▶ Stated goal
Below is a block of records; repeat each one exactly.

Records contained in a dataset
|---|

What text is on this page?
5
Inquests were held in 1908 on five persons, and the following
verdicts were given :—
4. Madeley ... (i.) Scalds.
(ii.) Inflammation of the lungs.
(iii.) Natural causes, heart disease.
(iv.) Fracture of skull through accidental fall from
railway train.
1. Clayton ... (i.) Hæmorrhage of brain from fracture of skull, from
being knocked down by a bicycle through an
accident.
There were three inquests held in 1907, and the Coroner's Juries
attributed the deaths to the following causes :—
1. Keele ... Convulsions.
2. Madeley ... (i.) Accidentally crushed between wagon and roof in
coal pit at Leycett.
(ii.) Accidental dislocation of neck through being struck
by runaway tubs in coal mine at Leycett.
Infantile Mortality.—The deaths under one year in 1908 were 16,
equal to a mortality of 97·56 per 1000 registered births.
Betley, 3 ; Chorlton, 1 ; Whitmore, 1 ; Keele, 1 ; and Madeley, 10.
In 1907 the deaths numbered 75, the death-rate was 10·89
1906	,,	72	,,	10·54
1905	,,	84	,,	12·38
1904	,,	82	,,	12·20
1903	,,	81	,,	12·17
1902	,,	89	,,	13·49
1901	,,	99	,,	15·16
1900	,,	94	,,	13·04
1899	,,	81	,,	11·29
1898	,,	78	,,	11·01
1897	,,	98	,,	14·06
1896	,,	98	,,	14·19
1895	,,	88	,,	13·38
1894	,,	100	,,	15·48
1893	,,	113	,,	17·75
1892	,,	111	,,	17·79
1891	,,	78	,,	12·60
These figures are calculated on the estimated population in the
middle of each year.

|---|

▶ The reply
What text is on this page?
5
Inquests were held in 1908 on five persons, and the following
verdicts were given :—
4. Madeley ... (i.) Scalds.
(ii.) Inflammation of the lungs.
(iii.) Natural causes, heart disease.
(iv.) Fracture of skull through accidental fall from
railway train.
1. Clayton ... (i.) Hæmorrhage of brain from fracture of skull, from
being knocked down by a bicycle through an
accident.
There were three inquests held in 1907, and the Coroner's Juries
attributed the deaths to the following causes :—
1. Keele ... Convulsions.
2. Madeley ... (i.) Accidentally crushed between wagon and roof in
coal pit at Leycett.
(ii.) Accidental dislocation of neck through being struck
by runaway tubs in coal mine at Leycett.
Infantile Mortality.—The deaths under one year in 1908 were 16,
equal to a mortality of 97·56 per 1000 registered births.
Betley, 3 ; Chorlton, 1 ; Whitmore, 1 ; Keele, 1 ; and Madeley, 10.
In 1907 the deaths numbered 75, the death-rate was 10·89
1906	,,	72	,,	10·54
1905	,,	84	,,	12·38
1904	,,	82	,,	12·20
1903	,,	81	,,	12·17
1902	,,	89	,,	13·49
1901	,,	99	,,	15·16
1900	,,	94	,,	13·04
1899	,,	81	,,	11·29
1898	,,	78	,,	11·01
1897	,,	98	,,	14·06
1896	,,	98	,,	14·19
1895	,,	88	,,	13·38
1894	,,	100	,,	15·48
1893	,,	113	,,	17·75
1892	,,	111	,,	17·79
1891	,,	78	,,	12·60
These figures are calculated on the estimated population in the
middle of each year.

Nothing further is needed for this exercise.